WRITTEN PROBLEM> Determine which lines of the records include the word "prefix", and copy them.

(Raw records)
=======

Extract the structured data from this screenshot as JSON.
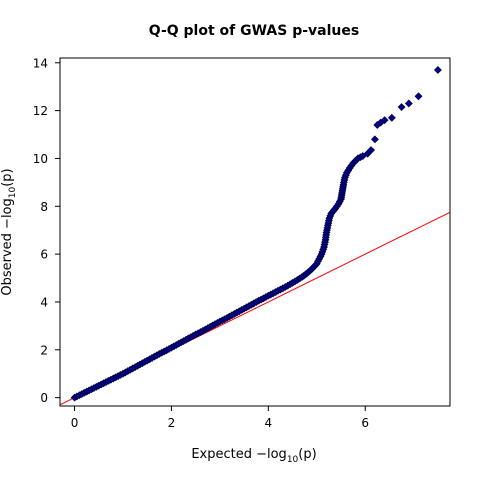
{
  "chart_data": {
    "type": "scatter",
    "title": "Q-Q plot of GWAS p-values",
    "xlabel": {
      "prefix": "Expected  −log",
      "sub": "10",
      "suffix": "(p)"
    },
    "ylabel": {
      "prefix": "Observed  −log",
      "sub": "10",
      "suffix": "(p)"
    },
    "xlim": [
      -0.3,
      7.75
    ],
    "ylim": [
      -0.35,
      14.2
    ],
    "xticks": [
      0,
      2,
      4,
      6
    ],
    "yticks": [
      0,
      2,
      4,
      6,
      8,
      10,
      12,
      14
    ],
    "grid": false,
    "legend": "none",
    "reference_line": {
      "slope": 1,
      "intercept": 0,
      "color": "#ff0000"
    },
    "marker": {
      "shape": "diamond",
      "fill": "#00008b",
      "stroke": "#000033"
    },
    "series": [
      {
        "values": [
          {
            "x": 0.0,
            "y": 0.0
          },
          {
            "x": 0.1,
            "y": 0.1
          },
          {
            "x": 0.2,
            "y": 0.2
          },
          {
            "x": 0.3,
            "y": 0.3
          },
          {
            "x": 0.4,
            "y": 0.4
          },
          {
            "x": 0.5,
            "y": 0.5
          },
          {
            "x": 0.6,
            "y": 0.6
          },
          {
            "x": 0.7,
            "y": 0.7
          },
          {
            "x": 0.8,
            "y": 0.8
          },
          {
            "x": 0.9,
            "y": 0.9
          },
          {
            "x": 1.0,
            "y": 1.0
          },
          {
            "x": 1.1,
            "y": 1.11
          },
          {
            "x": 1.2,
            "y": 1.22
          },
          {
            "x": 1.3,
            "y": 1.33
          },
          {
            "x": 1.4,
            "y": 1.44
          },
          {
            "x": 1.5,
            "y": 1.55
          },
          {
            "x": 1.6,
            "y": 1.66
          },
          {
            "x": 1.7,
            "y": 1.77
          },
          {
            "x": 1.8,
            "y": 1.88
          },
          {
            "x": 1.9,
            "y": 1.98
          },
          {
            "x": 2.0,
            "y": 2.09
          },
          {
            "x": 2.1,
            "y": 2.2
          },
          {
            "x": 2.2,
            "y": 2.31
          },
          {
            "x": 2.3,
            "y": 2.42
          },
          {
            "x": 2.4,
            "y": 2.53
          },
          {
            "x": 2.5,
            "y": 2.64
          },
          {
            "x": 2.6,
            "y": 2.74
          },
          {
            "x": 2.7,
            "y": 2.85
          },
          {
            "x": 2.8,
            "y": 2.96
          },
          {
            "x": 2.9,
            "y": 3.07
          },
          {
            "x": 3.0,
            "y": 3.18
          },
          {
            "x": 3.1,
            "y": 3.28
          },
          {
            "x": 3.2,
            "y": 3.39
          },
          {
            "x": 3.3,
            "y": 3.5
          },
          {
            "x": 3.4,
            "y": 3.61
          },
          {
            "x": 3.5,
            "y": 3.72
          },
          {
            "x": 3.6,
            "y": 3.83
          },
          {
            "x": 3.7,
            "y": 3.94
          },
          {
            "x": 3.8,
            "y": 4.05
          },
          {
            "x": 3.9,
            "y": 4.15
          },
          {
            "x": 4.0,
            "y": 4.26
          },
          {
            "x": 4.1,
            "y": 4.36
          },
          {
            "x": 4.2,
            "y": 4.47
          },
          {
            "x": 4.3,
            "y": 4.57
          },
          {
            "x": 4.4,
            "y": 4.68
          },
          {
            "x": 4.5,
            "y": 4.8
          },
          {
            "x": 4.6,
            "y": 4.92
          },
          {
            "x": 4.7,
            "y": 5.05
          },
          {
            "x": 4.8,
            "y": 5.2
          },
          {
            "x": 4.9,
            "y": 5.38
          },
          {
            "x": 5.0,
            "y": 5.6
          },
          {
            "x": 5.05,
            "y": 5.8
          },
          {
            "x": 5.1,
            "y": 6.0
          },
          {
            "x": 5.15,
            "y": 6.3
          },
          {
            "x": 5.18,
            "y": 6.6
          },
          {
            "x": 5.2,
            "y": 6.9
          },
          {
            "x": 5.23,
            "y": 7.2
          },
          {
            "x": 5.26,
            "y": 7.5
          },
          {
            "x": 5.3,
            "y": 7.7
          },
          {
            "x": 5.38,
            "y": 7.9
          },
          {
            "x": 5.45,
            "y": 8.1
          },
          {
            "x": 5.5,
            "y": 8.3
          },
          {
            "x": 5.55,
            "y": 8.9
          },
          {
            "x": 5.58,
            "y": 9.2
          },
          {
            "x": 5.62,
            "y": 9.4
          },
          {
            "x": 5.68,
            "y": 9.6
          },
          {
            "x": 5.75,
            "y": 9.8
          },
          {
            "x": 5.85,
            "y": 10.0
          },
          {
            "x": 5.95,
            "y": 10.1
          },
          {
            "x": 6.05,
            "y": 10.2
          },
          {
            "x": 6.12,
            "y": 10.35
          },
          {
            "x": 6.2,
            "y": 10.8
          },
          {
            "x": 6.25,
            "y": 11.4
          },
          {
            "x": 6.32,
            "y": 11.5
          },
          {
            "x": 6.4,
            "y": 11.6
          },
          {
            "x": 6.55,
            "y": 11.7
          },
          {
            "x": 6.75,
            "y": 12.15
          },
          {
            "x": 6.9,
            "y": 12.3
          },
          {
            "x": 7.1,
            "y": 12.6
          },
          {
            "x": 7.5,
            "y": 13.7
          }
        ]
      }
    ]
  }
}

=======

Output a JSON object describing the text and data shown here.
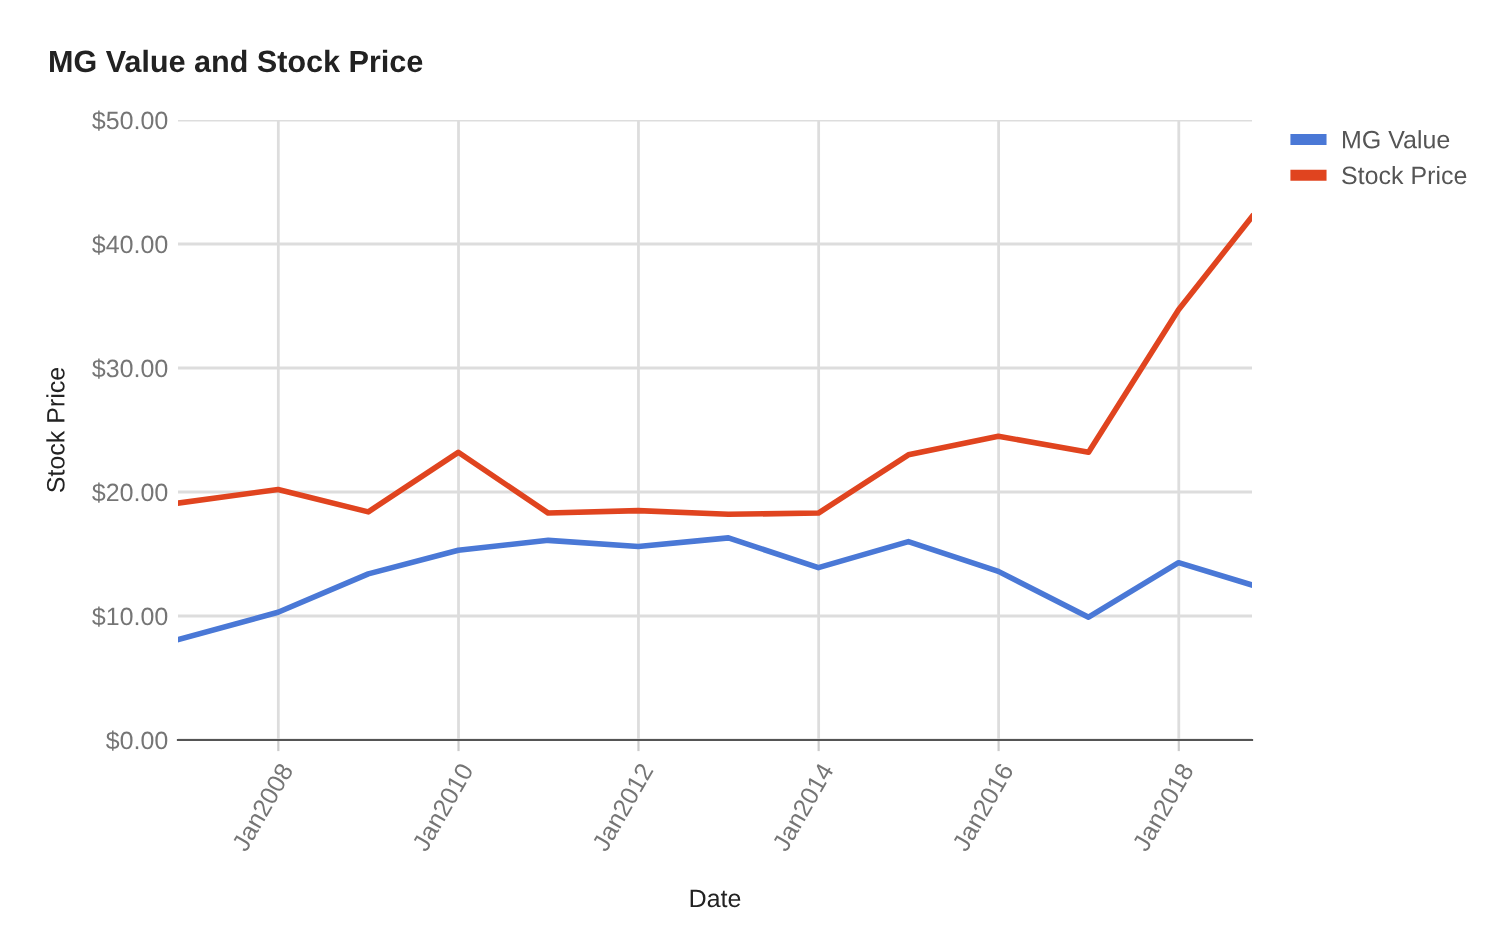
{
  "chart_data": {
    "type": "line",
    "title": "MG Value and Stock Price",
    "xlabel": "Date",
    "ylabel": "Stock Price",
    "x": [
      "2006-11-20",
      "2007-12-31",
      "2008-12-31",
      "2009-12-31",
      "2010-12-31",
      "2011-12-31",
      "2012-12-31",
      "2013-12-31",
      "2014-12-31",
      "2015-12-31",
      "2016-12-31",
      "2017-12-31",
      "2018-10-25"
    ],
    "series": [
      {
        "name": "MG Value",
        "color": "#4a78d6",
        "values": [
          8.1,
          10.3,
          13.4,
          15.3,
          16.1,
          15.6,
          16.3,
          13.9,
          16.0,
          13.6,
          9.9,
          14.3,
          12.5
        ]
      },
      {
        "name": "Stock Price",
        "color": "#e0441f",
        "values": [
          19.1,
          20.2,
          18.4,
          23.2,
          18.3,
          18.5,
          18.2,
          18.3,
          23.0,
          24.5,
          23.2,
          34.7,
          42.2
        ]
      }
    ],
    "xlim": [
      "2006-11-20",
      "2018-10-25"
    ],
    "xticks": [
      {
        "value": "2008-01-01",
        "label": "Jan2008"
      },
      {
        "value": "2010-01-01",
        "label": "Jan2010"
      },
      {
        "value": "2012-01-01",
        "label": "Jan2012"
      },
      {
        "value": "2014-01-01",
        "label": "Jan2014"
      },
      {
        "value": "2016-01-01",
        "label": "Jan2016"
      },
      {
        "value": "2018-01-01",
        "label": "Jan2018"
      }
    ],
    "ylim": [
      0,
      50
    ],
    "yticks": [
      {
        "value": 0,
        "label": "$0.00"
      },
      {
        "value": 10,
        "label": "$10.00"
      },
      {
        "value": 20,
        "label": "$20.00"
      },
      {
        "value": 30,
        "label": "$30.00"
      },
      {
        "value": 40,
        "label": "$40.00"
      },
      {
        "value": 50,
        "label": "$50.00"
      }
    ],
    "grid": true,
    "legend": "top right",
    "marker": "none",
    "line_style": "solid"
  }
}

=======

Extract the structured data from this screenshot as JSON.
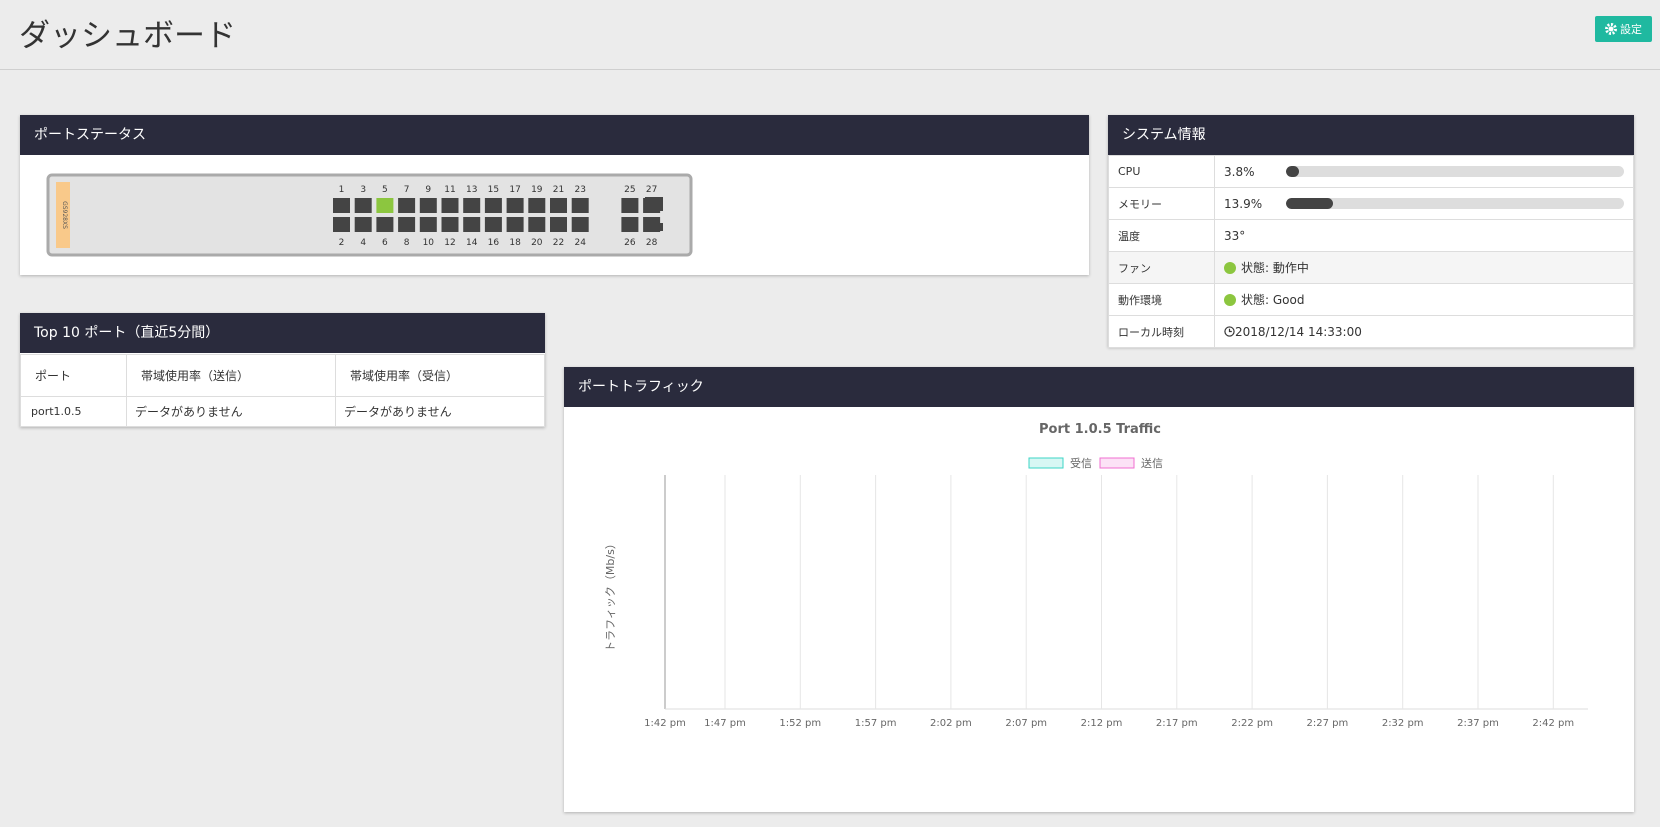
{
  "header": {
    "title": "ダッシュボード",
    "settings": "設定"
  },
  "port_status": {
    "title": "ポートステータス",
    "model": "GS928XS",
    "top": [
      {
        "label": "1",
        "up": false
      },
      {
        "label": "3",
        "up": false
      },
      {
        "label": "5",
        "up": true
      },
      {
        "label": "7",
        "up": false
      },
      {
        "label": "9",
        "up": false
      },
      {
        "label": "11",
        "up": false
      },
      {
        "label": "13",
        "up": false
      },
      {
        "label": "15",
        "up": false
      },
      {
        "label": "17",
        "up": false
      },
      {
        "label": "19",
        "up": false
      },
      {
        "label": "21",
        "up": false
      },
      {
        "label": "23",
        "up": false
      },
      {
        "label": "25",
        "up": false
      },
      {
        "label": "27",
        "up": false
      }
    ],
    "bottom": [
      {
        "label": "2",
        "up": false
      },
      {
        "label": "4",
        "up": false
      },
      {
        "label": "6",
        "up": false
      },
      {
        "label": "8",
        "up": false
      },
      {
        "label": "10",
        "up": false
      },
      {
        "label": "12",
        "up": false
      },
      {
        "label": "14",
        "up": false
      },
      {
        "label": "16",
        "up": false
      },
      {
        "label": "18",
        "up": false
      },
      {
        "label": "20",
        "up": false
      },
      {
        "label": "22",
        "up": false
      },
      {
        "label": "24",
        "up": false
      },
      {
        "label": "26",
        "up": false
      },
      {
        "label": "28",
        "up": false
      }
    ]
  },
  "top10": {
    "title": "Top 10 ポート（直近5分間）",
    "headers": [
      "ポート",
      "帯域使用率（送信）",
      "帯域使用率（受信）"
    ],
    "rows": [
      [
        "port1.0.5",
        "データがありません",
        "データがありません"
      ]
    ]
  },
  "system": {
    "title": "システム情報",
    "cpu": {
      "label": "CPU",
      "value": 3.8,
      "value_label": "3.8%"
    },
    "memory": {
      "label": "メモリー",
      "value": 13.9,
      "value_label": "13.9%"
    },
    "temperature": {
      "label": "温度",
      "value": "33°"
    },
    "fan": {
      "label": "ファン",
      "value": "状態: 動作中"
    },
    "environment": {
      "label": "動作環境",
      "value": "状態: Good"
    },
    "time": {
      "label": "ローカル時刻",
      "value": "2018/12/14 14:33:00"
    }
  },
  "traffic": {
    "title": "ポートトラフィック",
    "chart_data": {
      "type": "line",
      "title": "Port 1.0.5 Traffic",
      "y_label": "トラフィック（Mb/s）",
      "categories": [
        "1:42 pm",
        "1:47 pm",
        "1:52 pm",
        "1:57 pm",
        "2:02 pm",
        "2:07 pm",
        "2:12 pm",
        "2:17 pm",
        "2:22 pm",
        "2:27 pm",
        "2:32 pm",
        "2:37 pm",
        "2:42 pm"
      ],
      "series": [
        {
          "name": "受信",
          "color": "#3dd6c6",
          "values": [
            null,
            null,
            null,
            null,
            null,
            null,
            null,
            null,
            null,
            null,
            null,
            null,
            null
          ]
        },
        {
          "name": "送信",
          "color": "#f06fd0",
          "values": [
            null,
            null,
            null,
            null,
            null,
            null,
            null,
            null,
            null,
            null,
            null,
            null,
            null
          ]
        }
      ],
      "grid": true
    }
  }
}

=======

EXERCISE OUTPUT>
      "prefix": "Expected  −log",
      "prefix": "Observed  −log",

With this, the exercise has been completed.